>> begin PAGE

Last night, when the guy hooked up with me in the Two Brewers, I thought "this could actually be so easy, just relax and go with the flow, try not to judge it too much". Although I forget most of what was said, I think that I did ask him for his name and comment on how beautifully blue his eyes were. It might have been after then that he released me from his embrace.
Maybe this is why I cannot have one night stands? Or why I seem to sabotage relationships before allowing them to develop naturally? Because there is something about me that radiates "sad and vulnerable"? Like when I was with Avi Taler on the evening that I told him that I loved him. Or when Hafyz friend zoned me the other week. These guys who I become involved with suddenly realise that they have set a precedent and it makes them think twice about me. I show my vulnerable side, without me even trying. It is simply there. Even Rob has been on Grindr and Scruff and tried to keep the knowledge from me because he cannot bear to hurt me.
Maybe it shows how high are my standards and expectations of others. And of myself. Most guys want casual sex (despite their assurances that they want a relationship / connection). Or they do not know how to form one. In my case, it is the opposite. It is my high standards and expectations of myself and others that prevents me from developing relationships. My natural inclination is control without even trying.
Much as I would like to, this is something that I cannot change about myself. However, I might be able to change my perception of that. I have an inbuilt mechanism that protects me from getting hurt. Yet prevents me from having a relationship.
[23:01, 21/10/2019] LV: You live your fear all the time
[23:04, 21/10/2019] LV: You need to live, Rory
At least I have a consciousness / awareness of this fear. As being an intrinsic part of myself. Despite not knowing what to do about it. Maybe the right guy will have expectations as high as me. Or maybe, like Sam said, I might die lonely.
[21:53, 08/07/2021] Sam: You are nothing but little insect to me now and I am grossed by you, and to be 100% honest with you I feel bad sorry for you!! Good like dying alone like you deserve 🤮🤮🤮
Did Lily reply? No, not yet. And apparently, they cancelled Green Park today and are going to Retro Bar instead. 😡
After all that 🤦♂️
WTF. They are stealing the locations as well! If I am speaking to Sam L, I must tell him no hard feelings but Jenny is going to have to ban them all. As it is getting ridiculous at this point. They have been sending messages to members in the group, trying to get them to attend their event. And now they are stealing the locations. It is disgusting. Jenny does not want to ban him or any of them. But she feels that for the future of the group, she needs to.

>> end PAGE
>> begin MATERIAL SUPPLIED

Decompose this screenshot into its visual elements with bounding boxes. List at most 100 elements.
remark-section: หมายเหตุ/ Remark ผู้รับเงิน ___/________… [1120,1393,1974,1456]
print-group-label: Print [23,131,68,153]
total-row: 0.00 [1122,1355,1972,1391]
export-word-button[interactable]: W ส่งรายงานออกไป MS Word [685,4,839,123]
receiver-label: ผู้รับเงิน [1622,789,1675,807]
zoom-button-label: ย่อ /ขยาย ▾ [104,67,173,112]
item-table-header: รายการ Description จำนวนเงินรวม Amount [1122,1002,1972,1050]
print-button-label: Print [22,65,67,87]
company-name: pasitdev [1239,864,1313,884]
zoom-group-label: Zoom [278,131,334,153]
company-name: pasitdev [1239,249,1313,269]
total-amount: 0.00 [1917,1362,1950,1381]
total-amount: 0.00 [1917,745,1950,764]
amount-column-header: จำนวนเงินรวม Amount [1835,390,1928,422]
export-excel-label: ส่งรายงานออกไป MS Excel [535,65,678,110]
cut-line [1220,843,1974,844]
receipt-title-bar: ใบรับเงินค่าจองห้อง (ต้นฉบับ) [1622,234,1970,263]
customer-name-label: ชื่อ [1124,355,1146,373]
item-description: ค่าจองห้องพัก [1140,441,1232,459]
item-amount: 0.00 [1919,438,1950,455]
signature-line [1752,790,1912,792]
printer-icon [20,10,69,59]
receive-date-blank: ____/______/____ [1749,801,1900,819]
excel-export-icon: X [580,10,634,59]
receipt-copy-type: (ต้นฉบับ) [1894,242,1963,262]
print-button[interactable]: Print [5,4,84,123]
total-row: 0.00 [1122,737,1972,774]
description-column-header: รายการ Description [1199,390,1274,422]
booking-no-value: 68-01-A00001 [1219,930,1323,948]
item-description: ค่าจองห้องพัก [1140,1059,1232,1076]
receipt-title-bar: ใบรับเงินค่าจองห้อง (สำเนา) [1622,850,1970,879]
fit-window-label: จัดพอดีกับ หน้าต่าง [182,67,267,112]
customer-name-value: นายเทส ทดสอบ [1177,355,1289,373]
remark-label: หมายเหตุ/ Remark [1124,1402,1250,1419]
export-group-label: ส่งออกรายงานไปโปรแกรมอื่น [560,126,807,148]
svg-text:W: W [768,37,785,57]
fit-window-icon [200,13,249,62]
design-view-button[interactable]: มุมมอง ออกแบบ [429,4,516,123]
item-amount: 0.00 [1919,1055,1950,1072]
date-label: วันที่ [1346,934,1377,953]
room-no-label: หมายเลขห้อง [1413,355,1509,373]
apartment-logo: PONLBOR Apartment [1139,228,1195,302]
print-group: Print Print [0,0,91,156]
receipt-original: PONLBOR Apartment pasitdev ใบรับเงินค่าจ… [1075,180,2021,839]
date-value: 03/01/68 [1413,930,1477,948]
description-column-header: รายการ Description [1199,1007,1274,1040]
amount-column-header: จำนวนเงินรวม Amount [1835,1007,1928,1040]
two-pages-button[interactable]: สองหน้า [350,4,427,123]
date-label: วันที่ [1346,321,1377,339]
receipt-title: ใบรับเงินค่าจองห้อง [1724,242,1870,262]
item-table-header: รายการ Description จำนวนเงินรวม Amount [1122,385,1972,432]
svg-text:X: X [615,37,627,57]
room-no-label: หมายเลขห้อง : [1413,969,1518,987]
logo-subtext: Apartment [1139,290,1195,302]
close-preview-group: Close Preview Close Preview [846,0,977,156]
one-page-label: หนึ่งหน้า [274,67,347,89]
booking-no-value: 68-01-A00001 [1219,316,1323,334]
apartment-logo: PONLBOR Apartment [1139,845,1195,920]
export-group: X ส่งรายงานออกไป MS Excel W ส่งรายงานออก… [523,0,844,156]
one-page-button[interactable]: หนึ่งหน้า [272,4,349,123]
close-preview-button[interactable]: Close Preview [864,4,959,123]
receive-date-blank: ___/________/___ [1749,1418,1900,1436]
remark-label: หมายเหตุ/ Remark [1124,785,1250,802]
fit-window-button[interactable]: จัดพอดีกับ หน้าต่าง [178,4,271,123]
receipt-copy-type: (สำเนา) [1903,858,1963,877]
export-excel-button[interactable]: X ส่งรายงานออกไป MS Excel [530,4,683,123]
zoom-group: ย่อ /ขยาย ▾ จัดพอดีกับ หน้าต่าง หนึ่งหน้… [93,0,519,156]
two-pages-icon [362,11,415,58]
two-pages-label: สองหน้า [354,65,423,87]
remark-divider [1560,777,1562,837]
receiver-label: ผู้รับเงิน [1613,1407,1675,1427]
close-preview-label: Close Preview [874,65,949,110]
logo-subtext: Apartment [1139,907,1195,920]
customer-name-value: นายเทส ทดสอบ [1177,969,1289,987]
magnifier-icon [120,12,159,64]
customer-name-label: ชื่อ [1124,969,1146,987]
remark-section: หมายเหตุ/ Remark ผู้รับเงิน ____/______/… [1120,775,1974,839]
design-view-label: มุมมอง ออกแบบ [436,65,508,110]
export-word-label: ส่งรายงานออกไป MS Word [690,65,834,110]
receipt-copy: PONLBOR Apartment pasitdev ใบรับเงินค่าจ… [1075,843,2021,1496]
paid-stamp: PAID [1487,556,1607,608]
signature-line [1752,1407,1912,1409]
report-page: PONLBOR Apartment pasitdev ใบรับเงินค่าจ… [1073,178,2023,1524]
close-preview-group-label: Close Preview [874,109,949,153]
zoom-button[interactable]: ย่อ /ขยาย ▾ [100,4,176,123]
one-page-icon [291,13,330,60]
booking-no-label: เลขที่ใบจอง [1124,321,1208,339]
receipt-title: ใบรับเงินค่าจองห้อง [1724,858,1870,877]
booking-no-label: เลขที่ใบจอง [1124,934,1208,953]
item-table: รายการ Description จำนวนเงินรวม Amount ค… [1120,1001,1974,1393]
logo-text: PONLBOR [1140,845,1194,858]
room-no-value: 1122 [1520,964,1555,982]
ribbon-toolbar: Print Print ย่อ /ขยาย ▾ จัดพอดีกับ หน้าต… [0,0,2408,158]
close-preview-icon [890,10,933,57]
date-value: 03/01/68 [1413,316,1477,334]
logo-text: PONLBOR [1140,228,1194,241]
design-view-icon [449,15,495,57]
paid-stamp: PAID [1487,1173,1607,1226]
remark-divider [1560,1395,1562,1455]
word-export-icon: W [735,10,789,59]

>> end MATERIAL SUPPLIED

• [DIRECTION 1]:
Summarize the account of dating and vulnerability in two sentences.
• [DIRECTION 2]:
Write the next part of the account of dating and vulnerability, picking up after its final sentence.

• [OUTPUT 1]:
The writer believes that an unintended air of vulnerability and high standards for self and others get in the way of one-night stands and relationships, acting as an inbuilt protection against hurt that cannot be changed, although the perception of it might be. The account also describes people who cancelled Green Park for Retro Bar, messaged group members to attend their event, and are taking the locations, so Jenny, though reluctant, feels she must ban them for the future of the group.

• [OUTPUT 2]:
[13:31, 07/08/2021] Lily: Alright everyone, although the weather seems to have improved, the park will be soaked.
From Lily on the "Queer 20s/30s LDN Meetup".
LOL. This is getting too stressful. It is disgusting. I am not speaking to Sam L, or any of them. The Last Message was that long message to Lily.
LMFAO. Jenny just called Retro. Hogged the booking. Will cancel it in a sec. What does she mean? She called Retro and said "can I book the space from 3pm?" So she will cancel soon. Once they find somewhere else.
Cancel, why? I would be up for joining Jenny in Retro Bar at 3. What is going on? Jenny did not want Lily to book the venue. So she booked it to hog it. It is booked from 3.
Why not book it and schedule a Meetup? I know that it is last minute. But we still have an hour. True. But Jenny does not want to go against what she said in her statement re: having two events in one day. Right? I see. I am worried that this might compromise her relationship with the venue. True. Jenny will cancel it in a second.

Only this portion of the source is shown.